* Begin *

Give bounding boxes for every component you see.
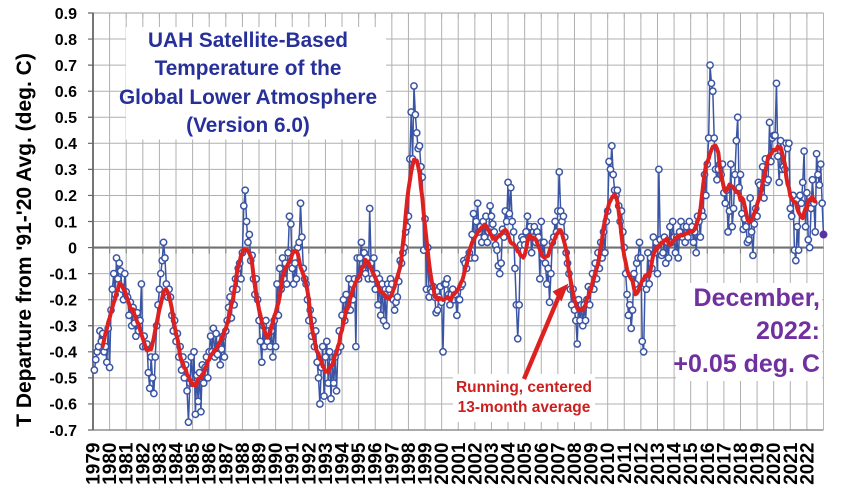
svg-text:0.7: 0.7 (55, 58, 77, 75)
svg-text:1989: 1989 (250, 443, 271, 485)
svg-text:1997: 1997 (382, 443, 403, 485)
svg-text:-0.1: -0.1 (49, 266, 77, 283)
svg-text:-0.2: -0.2 (49, 292, 77, 309)
svg-text:0.5: 0.5 (55, 110, 77, 127)
svg-text:Global Lower Atmosphere: Global Lower Atmosphere (119, 86, 377, 109)
svg-text:2001: 2001 (449, 442, 470, 485)
svg-text:1998: 1998 (399, 443, 420, 485)
svg-text:-0.7: -0.7 (49, 423, 77, 440)
svg-text:1981: 1981 (117, 442, 138, 485)
svg-text:-0.5: -0.5 (49, 371, 77, 388)
svg-text:1985: 1985 (183, 442, 204, 485)
svg-text:1999: 1999 (416, 443, 437, 485)
svg-text:0.8: 0.8 (55, 32, 77, 49)
svg-text:1996: 1996 (366, 443, 387, 485)
svg-text:1992: 1992 (299, 443, 320, 485)
svg-text:0: 0 (68, 240, 77, 257)
svg-text:2004: 2004 (499, 442, 520, 485)
svg-text:2022:: 2022: (756, 317, 820, 345)
svg-text:(Version 6.0): (Version 6.0) (186, 114, 310, 137)
svg-text:1994: 1994 (333, 442, 354, 485)
svg-text:2019: 2019 (748, 443, 769, 485)
svg-text:0.6: 0.6 (55, 84, 77, 101)
svg-text:2016: 2016 (698, 443, 719, 485)
svg-text:2000: 2000 (432, 443, 453, 485)
svg-text:2021: 2021 (781, 442, 802, 485)
svg-text:1988: 1988 (233, 443, 254, 485)
svg-text:2015: 2015 (681, 442, 702, 485)
svg-text:2009: 2009 (582, 443, 603, 485)
svg-text:1983: 1983 (150, 443, 171, 485)
svg-text:1982: 1982 (133, 443, 154, 485)
svg-text:T Departure from '91-'20 Avg.: T Departure from '91-'20 Avg. (deg. C) (13, 53, 36, 427)
svg-text:0.9: 0.9 (55, 6, 77, 23)
svg-text:2017: 2017 (714, 443, 735, 485)
svg-text:2003: 2003 (482, 443, 503, 485)
svg-text:December,: December, (694, 284, 820, 312)
svg-text:UAH Satellite-Based: UAH Satellite-Based (148, 29, 348, 52)
svg-text:1987: 1987 (216, 443, 237, 485)
svg-text:0.2: 0.2 (55, 188, 77, 205)
svg-text:2008: 2008 (565, 443, 586, 485)
svg-text:Temperature of the: Temperature of the (155, 57, 342, 80)
svg-text:1990: 1990 (266, 443, 287, 485)
svg-text:2022: 2022 (797, 443, 818, 485)
svg-text:+0.05 deg. C: +0.05 deg. C (673, 350, 820, 378)
svg-text:0.3: 0.3 (55, 162, 77, 179)
svg-text:2005: 2005 (515, 442, 536, 485)
svg-text:1991: 1991 (283, 442, 304, 485)
svg-text:1980: 1980 (100, 443, 121, 485)
svg-text:2006: 2006 (532, 443, 553, 485)
svg-text:-0.6: -0.6 (49, 397, 77, 414)
svg-text:2012: 2012 (631, 443, 652, 485)
svg-text:1993: 1993 (316, 443, 337, 485)
svg-text:2011: 2011 (615, 442, 636, 484)
svg-text:1979: 1979 (84, 443, 105, 485)
svg-text:2014: 2014 (665, 442, 686, 485)
svg-text:1995: 1995 (349, 442, 370, 485)
svg-text:Running, centered: Running, centered (456, 379, 592, 396)
svg-text:1986: 1986 (200, 443, 221, 485)
svg-text:2018: 2018 (731, 443, 752, 485)
svg-text:-0.3: -0.3 (49, 319, 77, 336)
svg-text:2013: 2013 (648, 443, 669, 485)
svg-text:0.4: 0.4 (55, 136, 77, 153)
svg-text:2010: 2010 (598, 443, 619, 485)
svg-text:2020: 2020 (764, 443, 785, 485)
svg-text:2007: 2007 (548, 443, 569, 485)
svg-text:-0.4: -0.4 (49, 345, 77, 362)
svg-text:13-month average: 13-month average (458, 399, 591, 416)
svg-text:1984: 1984 (167, 442, 188, 485)
svg-text:2002: 2002 (465, 442, 486, 484)
svg-text:0.1: 0.1 (55, 214, 77, 231)
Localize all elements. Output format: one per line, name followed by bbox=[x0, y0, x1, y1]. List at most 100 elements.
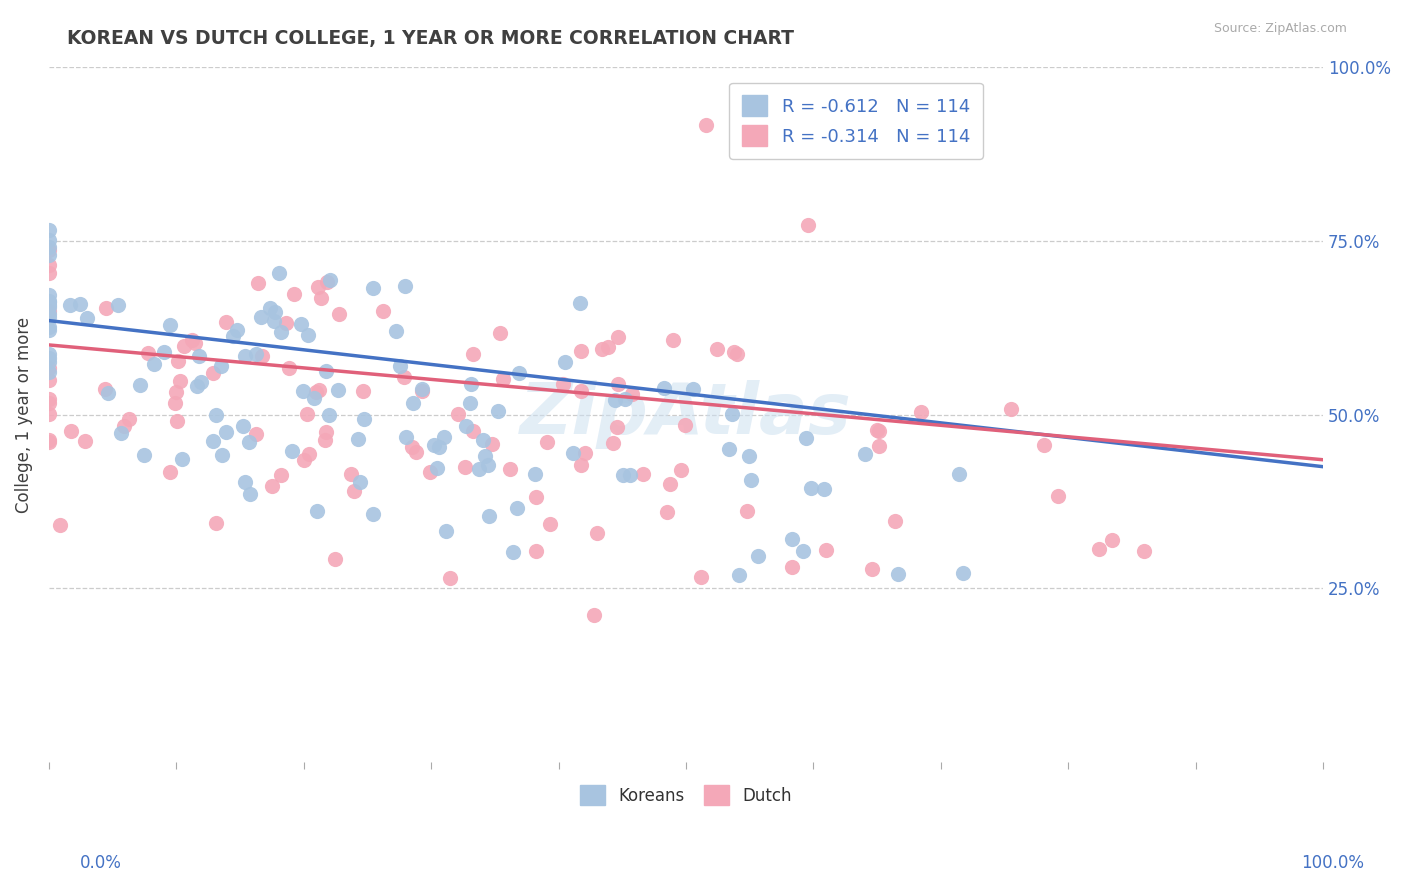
Point bbox=[250, 310, 273, 325]
Point bbox=[209, 359, 232, 373]
Point bbox=[434, 524, 457, 539]
Point bbox=[307, 280, 329, 294]
Point bbox=[477, 458, 499, 472]
Point bbox=[740, 473, 762, 487]
Point bbox=[405, 444, 427, 458]
Point bbox=[554, 355, 576, 369]
Point bbox=[718, 442, 741, 456]
Point bbox=[423, 438, 446, 452]
Point bbox=[60, 424, 83, 438]
Point bbox=[419, 465, 441, 479]
Point bbox=[606, 377, 628, 392]
Point bbox=[309, 291, 332, 305]
Text: ZipAtlas: ZipAtlas bbox=[520, 380, 852, 449]
Point bbox=[107, 298, 129, 312]
Point bbox=[38, 298, 60, 312]
Point bbox=[96, 301, 118, 315]
Point bbox=[38, 351, 60, 365]
Point bbox=[569, 384, 592, 399]
Point bbox=[887, 567, 910, 582]
Point bbox=[260, 479, 283, 493]
Point bbox=[238, 434, 260, 449]
Point bbox=[721, 408, 744, 422]
Point bbox=[1132, 543, 1154, 558]
Point bbox=[524, 490, 547, 504]
Point bbox=[780, 533, 803, 547]
Point bbox=[49, 517, 72, 532]
Point bbox=[371, 304, 394, 318]
Point bbox=[728, 568, 751, 582]
Point bbox=[129, 378, 152, 392]
Point bbox=[662, 334, 685, 348]
Point bbox=[302, 392, 325, 406]
Point bbox=[239, 486, 262, 500]
Point bbox=[474, 450, 496, 464]
Point bbox=[173, 339, 195, 353]
Point bbox=[38, 288, 60, 302]
Point bbox=[596, 340, 619, 354]
Point bbox=[1033, 438, 1056, 452]
Point bbox=[319, 273, 342, 287]
Point bbox=[283, 286, 305, 301]
Point bbox=[1047, 489, 1070, 503]
Point bbox=[725, 347, 748, 361]
Point bbox=[591, 342, 613, 356]
Point bbox=[118, 411, 141, 425]
Point bbox=[38, 310, 60, 324]
Point bbox=[460, 376, 482, 391]
Point bbox=[323, 551, 346, 566]
Point bbox=[328, 384, 350, 398]
Point bbox=[612, 468, 634, 483]
Point bbox=[706, 342, 728, 356]
Point bbox=[277, 361, 299, 376]
Point bbox=[308, 384, 330, 398]
Point bbox=[432, 430, 454, 444]
Point bbox=[747, 549, 769, 564]
Point bbox=[652, 381, 675, 395]
Point bbox=[270, 326, 292, 340]
Point bbox=[38, 360, 60, 375]
Point bbox=[232, 419, 254, 434]
Point bbox=[97, 385, 120, 400]
Point bbox=[159, 318, 181, 332]
Point bbox=[346, 432, 368, 446]
Point bbox=[38, 243, 60, 257]
Point bbox=[695, 118, 717, 132]
Text: 0.0%: 0.0% bbox=[80, 855, 122, 872]
Point bbox=[165, 384, 187, 399]
Point bbox=[401, 440, 423, 454]
Point bbox=[481, 437, 503, 451]
Point bbox=[132, 448, 155, 462]
Point bbox=[813, 482, 835, 496]
Point bbox=[38, 433, 60, 447]
Point bbox=[797, 218, 820, 232]
Point bbox=[738, 449, 761, 463]
Point bbox=[316, 275, 339, 289]
Point bbox=[569, 296, 592, 310]
Point bbox=[38, 223, 60, 237]
Point bbox=[38, 392, 60, 406]
Point bbox=[411, 382, 433, 396]
Point bbox=[394, 278, 416, 293]
Point bbox=[245, 347, 267, 361]
Point bbox=[794, 431, 817, 445]
Point bbox=[233, 350, 256, 364]
Point bbox=[38, 233, 60, 247]
Point bbox=[582, 608, 605, 623]
Point bbox=[38, 240, 60, 254]
Point bbox=[392, 370, 415, 384]
Point bbox=[38, 355, 60, 369]
Point bbox=[385, 325, 408, 339]
Point bbox=[669, 463, 692, 477]
Point bbox=[222, 329, 245, 343]
Point bbox=[352, 384, 374, 399]
Point bbox=[682, 383, 704, 397]
Point bbox=[169, 375, 191, 389]
Point bbox=[602, 435, 624, 450]
Point bbox=[172, 452, 194, 467]
Point bbox=[186, 379, 208, 393]
Point bbox=[259, 301, 281, 315]
Point bbox=[402, 396, 425, 410]
Point bbox=[551, 376, 574, 391]
Point bbox=[502, 545, 524, 559]
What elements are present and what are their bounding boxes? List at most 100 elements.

* End *

In the entries above, convert everything from the line containing "Point bbox=[250, 310, 273, 325]" down to the line containing "Point bbox=[728, 568, 751, 582]", both included, into a Markdown table with the columns "Row" and "Entry Line". Give each line its row number, and leave out any blank lines.

**THE RESPONSE:**
| Row | Entry Line |
|---|---|
| 1 | Point bbox=[250, 310, 273, 325] |
| 2 | Point bbox=[209, 359, 232, 373] |
| 3 | Point bbox=[434, 524, 457, 539] |
| 4 | Point bbox=[307, 280, 329, 294] |
| 5 | Point bbox=[477, 458, 499, 472] |
| 6 | Point bbox=[740, 473, 762, 487] |
| 7 | Point bbox=[405, 444, 427, 458] |
| 8 | Point bbox=[554, 355, 576, 369] |
| 9 | Point bbox=[718, 442, 741, 456] |
| 10 | Point bbox=[423, 438, 446, 452] |
| 11 | Point bbox=[60, 424, 83, 438] |
| 12 | Point bbox=[419, 465, 441, 479] |
| 13 | Point bbox=[606, 377, 628, 392] |
| 14 | Point bbox=[309, 291, 332, 305] |
| 15 | Text: ZipAtlas: ZipAtlas bbox=[520, 380, 852, 449] |
| 16 | Point bbox=[107, 298, 129, 312] |
| 17 | Point bbox=[38, 298, 60, 312] |
| 18 | Point bbox=[96, 301, 118, 315] |
| 19 | Point bbox=[38, 351, 60, 365] |
| 20 | Point bbox=[569, 384, 592, 399] |
| 21 | Point bbox=[887, 567, 910, 582] |
| 22 | Point bbox=[260, 479, 283, 493] |
| 23 | Point bbox=[238, 434, 260, 449] |
| 24 | Point bbox=[721, 408, 744, 422] |
| 25 | Point bbox=[1132, 543, 1154, 558] |
| 26 | Point bbox=[524, 490, 547, 504] |
| 27 | Point bbox=[780, 533, 803, 547] |
| 28 | Point bbox=[49, 517, 72, 532] |
| 29 | Point bbox=[371, 304, 394, 318] |
| 30 | Point bbox=[728, 568, 751, 582] |